▸ **Problem to solve**
Check each line of the listing below for the string "clarifications", and copy the ones that have it.

▸ **Data provided**

· · · ·

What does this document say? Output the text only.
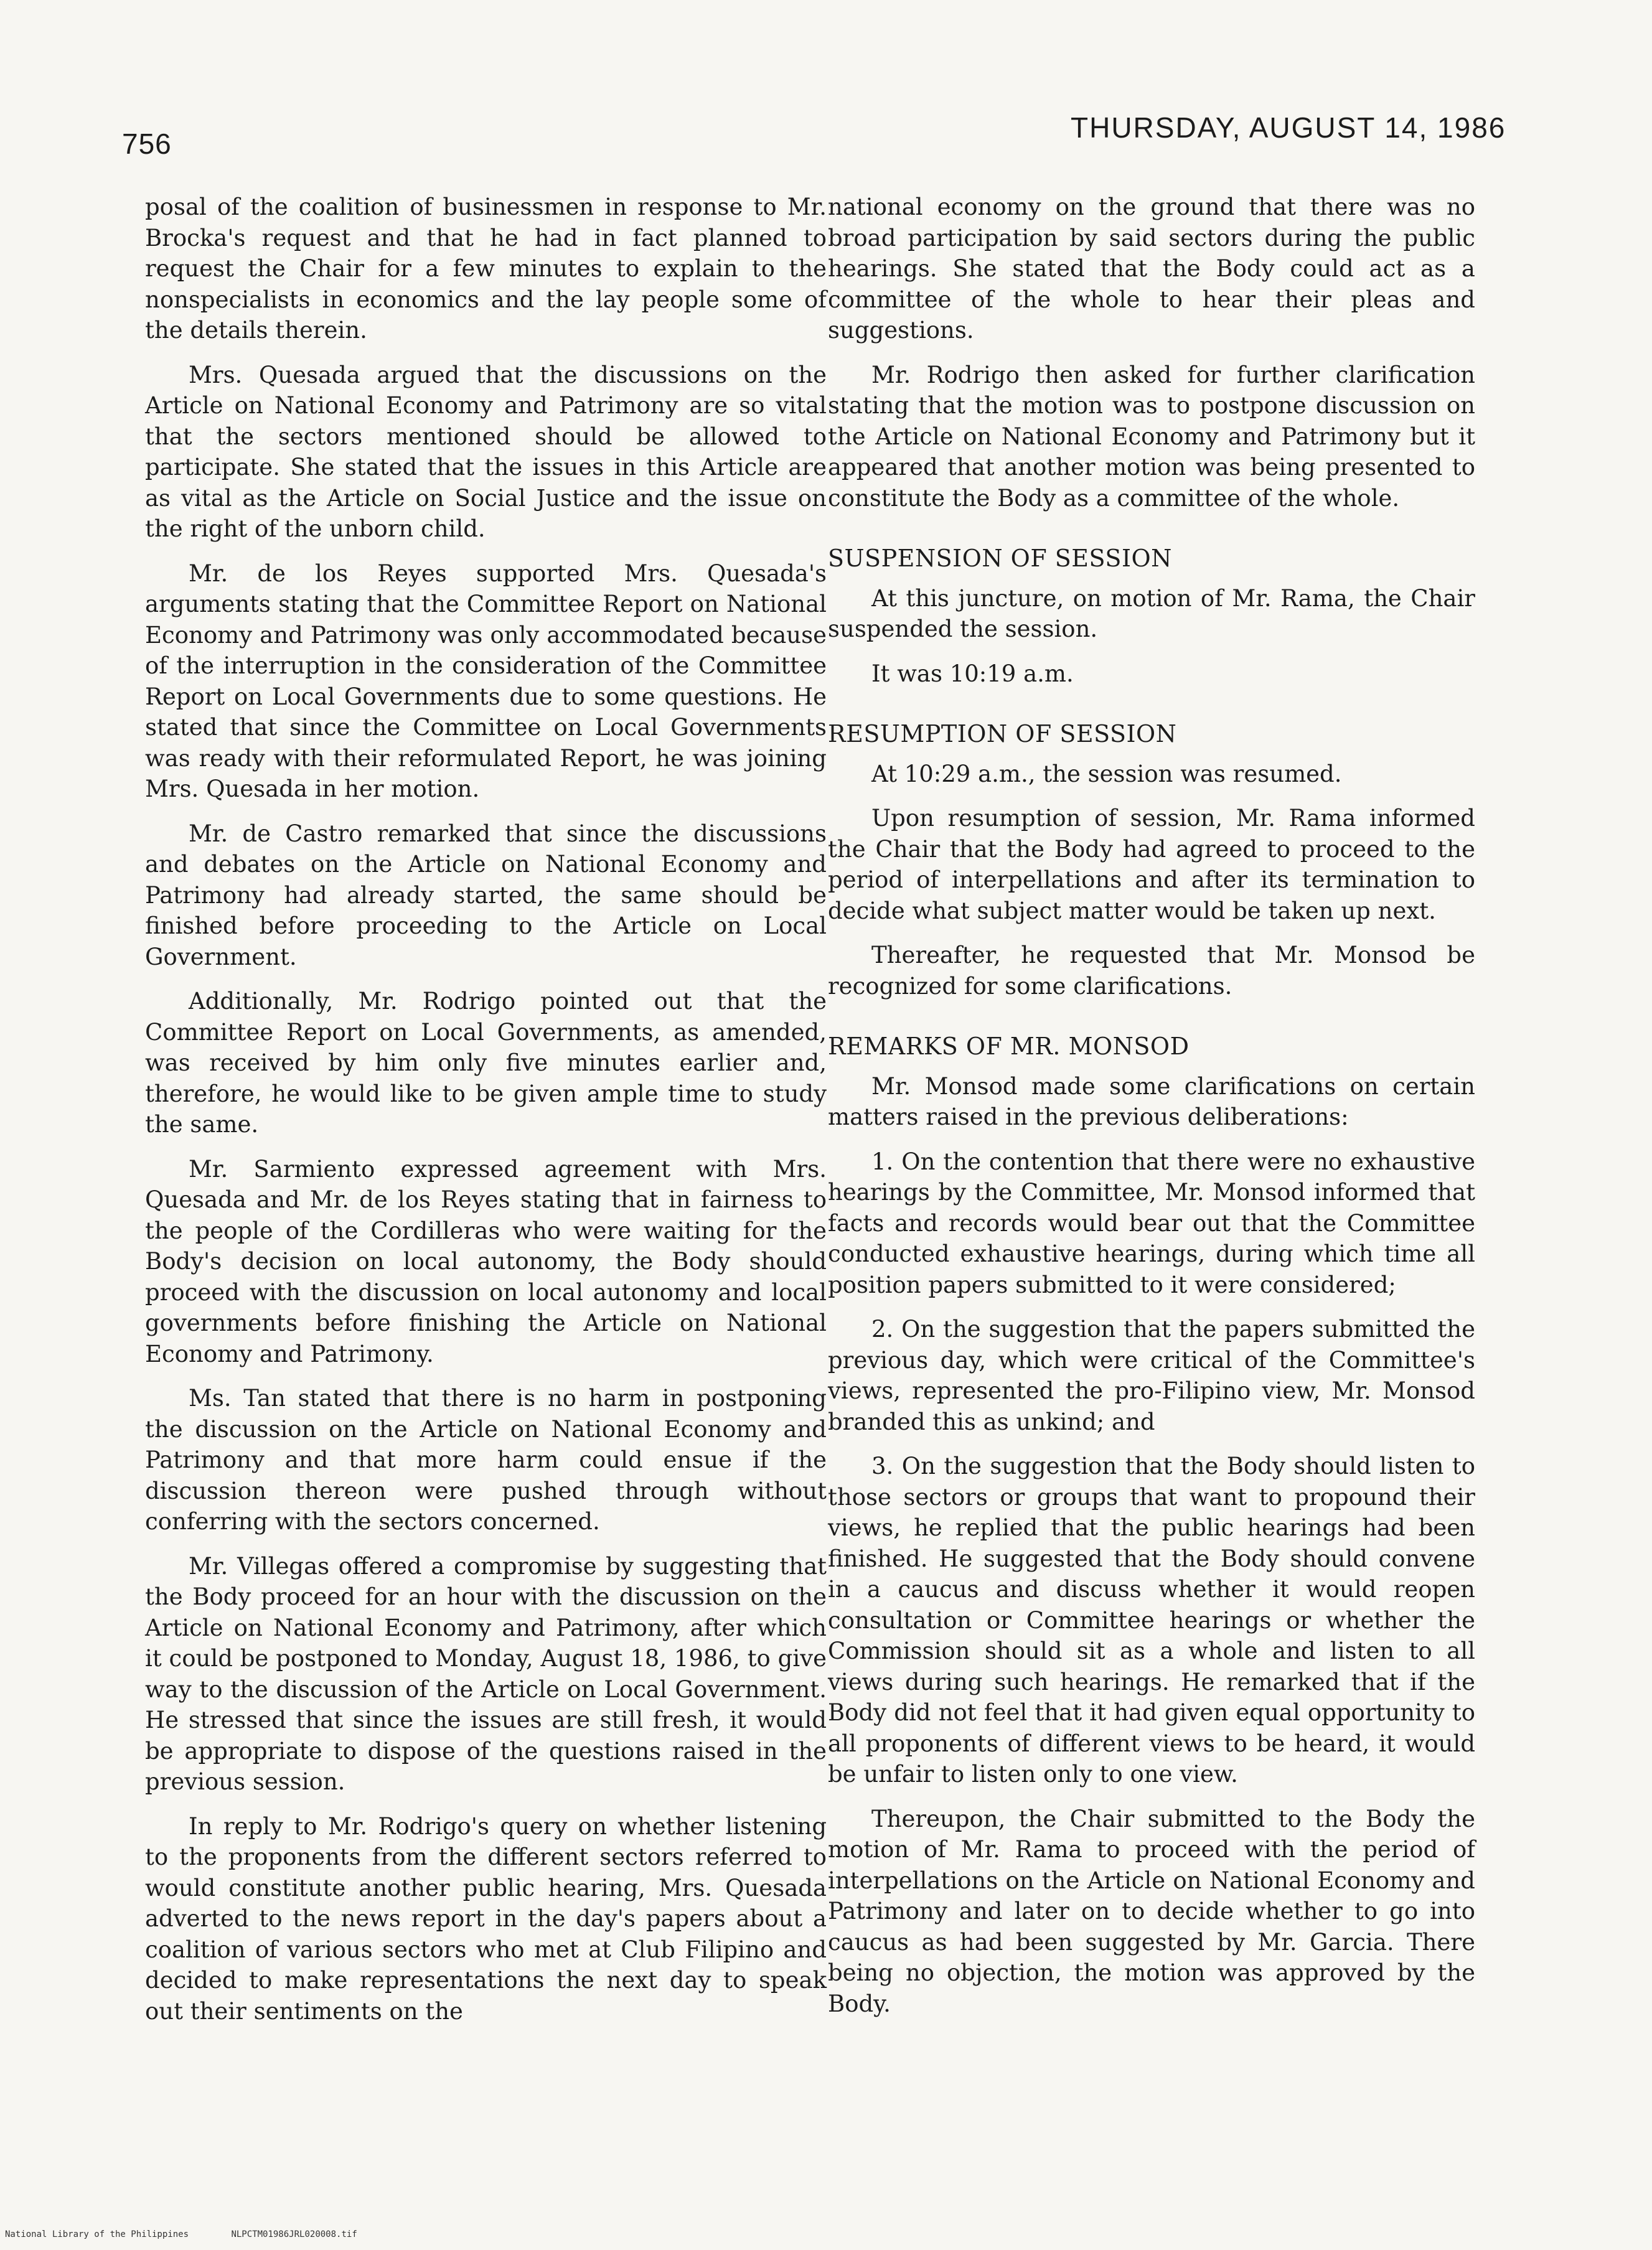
756	THURSDAY, AUGUST 14, 1986

posal of the coalition of businessmen in response to Mr. Brocka's request and that he had in fact planned to request the Chair for a few minutes to explain to the nonspecialists in economics and the lay people some of the details therein.

Mrs. Quesada argued that the discussions on the Article on National Economy and Patrimony are so vital that the sectors mentioned should be allowed to participate. She stated that the issues in this Article are as vital as the Article on Social Justice and the issue on the right of the unborn child.

Mr. de los Reyes supported Mrs. Quesada's arguments stating that the Committee Report on National Economy and Patrimony was only accommodated because of the interruption in the consideration of the Committee Report on Local Governments due to some questions. He stated that since the Committee on Local Governments was ready with their reformulated Report, he was joining Mrs. Quesada in her motion.

Mr. de Castro remarked that since the discussions and debates on the Article on National Economy and Patrimony had already started, the same should be finished before proceeding to the Article on Local Government.

Additionally, Mr. Rodrigo pointed out that the Committee Report on Local Governments, as amended, was received by him only five minutes earlier and, therefore, he would like to be given ample time to study the same.

Mr. Sarmiento expressed agreement with Mrs. Quesada and Mr. de los Reyes stating that in fairness to the people of the Cordilleras who were waiting for the Body's decision on local autonomy, the Body should proceed with the discussion on local autonomy and local governments before finishing the Article on National Economy and Patrimony.

Ms. Tan stated that there is no harm in postponing the discussion on the Article on National Economy and Patrimony and that more harm could ensue if the discussion thereon were pushed through without conferring with the sectors concerned.

Mr. Villegas offered a compromise by suggesting that the Body proceed for an hour with the discussion on the Article on National Economy and Patrimony, after which it could be postponed to Monday, August 18, 1986, to give way to the discussion of the Article on Local Government. He stressed that since the issues are still fresh, it would be appropriate to dispose of the questions raised in the previous session.

In reply to Mr. Rodrigo's query on whether listening to the proponents from the different sectors referred to would constitute another public hearing, Mrs. Quesada adverted to the news report in the day's papers about a coalition of various sectors who met at Club Filipino and decided to make representations the next day to speak out their sentiments on the

national economy on the ground that there was no broad participation by said sectors during the public hearings. She stated that the Body could act as a committee of the whole to hear their pleas and suggestions.

Mr. Rodrigo then asked for further clarification stating that the motion was to postpone discussion on the Article on National Economy and Patrimony but it appeared that another motion was being presented to constitute the Body as a committee of the whole.

SUSPENSION OF SESSION

At this juncture, on motion of Mr. Rama, the Chair suspended the session.

It was 10:19 a.m.

RESUMPTION OF SESSION

At 10:29 a.m., the session was resumed.

Upon resumption of session, Mr. Rama informed the Chair that the Body had agreed to proceed to the period of interpellations and after its termination to decide what subject matter would be taken up next.

Thereafter, he requested that Mr. Monsod be recognized for some clarifications.

REMARKS OF MR. MONSOD

Mr. Monsod made some clarifications on certain matters raised in the previous deliberations:

1. On the contention that there were no exhaustive hearings by the Committee, Mr. Monsod informed that facts and records would bear out that the Committee conducted exhaustive hearings, during which time all position papers submitted to it were considered;

2. On the suggestion that the papers submitted the previous day, which were critical of the Committee's views, represented the pro-Filipino view, Mr. Monsod branded this as unkind; and

3. On the suggestion that the Body should listen to those sectors or groups that want to propound their views, he replied that the public hearings had been finished. He suggested that the Body should convene in a caucus and discuss whether it would reopen consultation or Committee hearings or whether the Commission should sit as a whole and listen to all views during such hearings. He remarked that if the Body did not feel that it had given equal opportunity to all proponents of different views to be heard, it would be unfair to listen only to one view.

Thereupon, the Chair submitted to the Body the motion of Mr. Rama to proceed with the period of interpellations on the Article on National Economy and Patrimony and later on to decide whether to go into caucus as had been suggested by Mr. Garcia. There being no objection, the motion was approved by the Body.

National Library of the Philippines	NLPCTM01986JRL020008.tif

· · · ·

▸ **Complete answer**
Thereafter, he requested that Mr. Monsod be recognized for some clarifications.
Mr. Monsod made some clarifications on certain matters raised in the previous deliberations:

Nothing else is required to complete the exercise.